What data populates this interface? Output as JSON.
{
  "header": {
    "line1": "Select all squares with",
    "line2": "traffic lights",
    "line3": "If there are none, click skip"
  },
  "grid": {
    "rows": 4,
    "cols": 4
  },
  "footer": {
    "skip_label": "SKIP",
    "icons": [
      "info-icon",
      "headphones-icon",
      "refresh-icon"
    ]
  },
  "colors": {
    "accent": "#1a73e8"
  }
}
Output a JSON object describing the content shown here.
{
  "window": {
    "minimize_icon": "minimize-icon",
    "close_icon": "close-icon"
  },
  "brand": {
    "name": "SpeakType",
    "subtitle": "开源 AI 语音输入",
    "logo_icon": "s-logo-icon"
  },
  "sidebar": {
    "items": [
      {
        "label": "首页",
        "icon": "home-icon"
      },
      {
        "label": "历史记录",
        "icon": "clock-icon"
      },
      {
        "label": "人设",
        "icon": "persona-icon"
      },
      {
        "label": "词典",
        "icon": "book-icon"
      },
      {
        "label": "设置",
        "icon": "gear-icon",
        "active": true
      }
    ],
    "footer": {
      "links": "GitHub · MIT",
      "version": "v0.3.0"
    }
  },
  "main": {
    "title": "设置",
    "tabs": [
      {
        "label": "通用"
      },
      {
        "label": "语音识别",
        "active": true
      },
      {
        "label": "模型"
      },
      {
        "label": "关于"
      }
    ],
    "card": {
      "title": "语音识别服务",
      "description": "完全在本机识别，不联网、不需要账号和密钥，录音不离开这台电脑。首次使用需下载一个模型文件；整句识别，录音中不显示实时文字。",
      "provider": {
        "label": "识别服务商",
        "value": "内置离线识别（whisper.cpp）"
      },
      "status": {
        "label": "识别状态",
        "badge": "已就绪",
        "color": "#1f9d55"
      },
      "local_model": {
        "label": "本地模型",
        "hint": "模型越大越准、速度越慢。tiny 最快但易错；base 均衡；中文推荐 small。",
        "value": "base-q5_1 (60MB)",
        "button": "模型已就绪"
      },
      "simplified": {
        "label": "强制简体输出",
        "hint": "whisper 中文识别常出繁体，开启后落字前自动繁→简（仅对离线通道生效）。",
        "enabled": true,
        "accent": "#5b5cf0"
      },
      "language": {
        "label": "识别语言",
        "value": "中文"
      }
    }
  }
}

◇ ◇ ◇ ◇ ◇

-- What you need to do --
Using the listing above, retype each line exactly.

-- Response to the exercise --
What data populates this interface? Output as JSON.
{
  "header": {
    "line1": "Select all squares with",
    "line2": "traffic lights",
    "line3": "If there are none, click skip"
  },
  "grid": {
    "rows": 4,
    "cols": 4
  },
  "footer": {
    "skip_label": "SKIP",
    "icons": [
      "info-icon",
      "headphones-icon",
      "refresh-icon"
    ]
  },
  "colors": {
    "accent": "#1a73e8"
  }
}
Output a JSON object describing the content shown here.
{
  "window": {
    "minimize_icon": "minimize-icon",
    "close_icon": "close-icon"
  },
  "brand": {
    "name": "SpeakType",
    "subtitle": "开源 AI 语音输入",
    "logo_icon": "s-logo-icon"
  },
  "sidebar": {
    "items": [
      {
        "label": "首页",
        "icon": "home-icon"
      },
      {
        "label": "历史记录",
        "icon": "clock-icon"
      },
      {
        "label": "人设",
        "icon": "persona-icon"
      },
      {
        "label": "词典",
        "icon": "book-icon"
      },
      {
        "label": "设置",
        "icon": "gear-icon",
        "active": true
      }
    ],
    "footer": {
      "links": "GitHub · MIT",
      "version": "v0.3.0"
    }
  },
  "main": {
    "title": "设置",
    "tabs": [
      {
        "label": "通用"
      },
      {
        "label": "语音识别",
        "active": true
      },
      {
        "label": "模型"
      },
      {
        "label": "关于"
      }
    ],
    "card": {
      "title": "语音识别服务",
      "description": "完全在本机识别，不联网、不需要账号和密钥，录音不离开这台电脑。首次使用需下载一个模型文件；整句识别，录音中不显示实时文字。",
      "provider": {
        "label": "识别服务商",
        "value": "内置离线识别（whisper.cpp）"
      },
      "status": {
        "label": "识别状态",
        "badge": "已就绪",
        "color": "#1f9d55"
      },
      "local_model": {
        "label": "本地模型",
        "hint": "模型越大越准、速度越慢。tiny 最快但易错；base 均衡；中文推荐 small。",
        "value": "base-q5_1 (60MB)",
        "button": "模型已就绪"
      },
      "simplified": {
        "label": "强制简体输出",
        "hint": "whisper 中文识别常出繁体，开启后落字前自动繁→简（仅对离线通道生效）。",
        "enabled": true,
        "accent": "#5b5cf0"
      },
      "language": {
        "label": "识别语言",
        "value": "中文"
      }
    }
  }
}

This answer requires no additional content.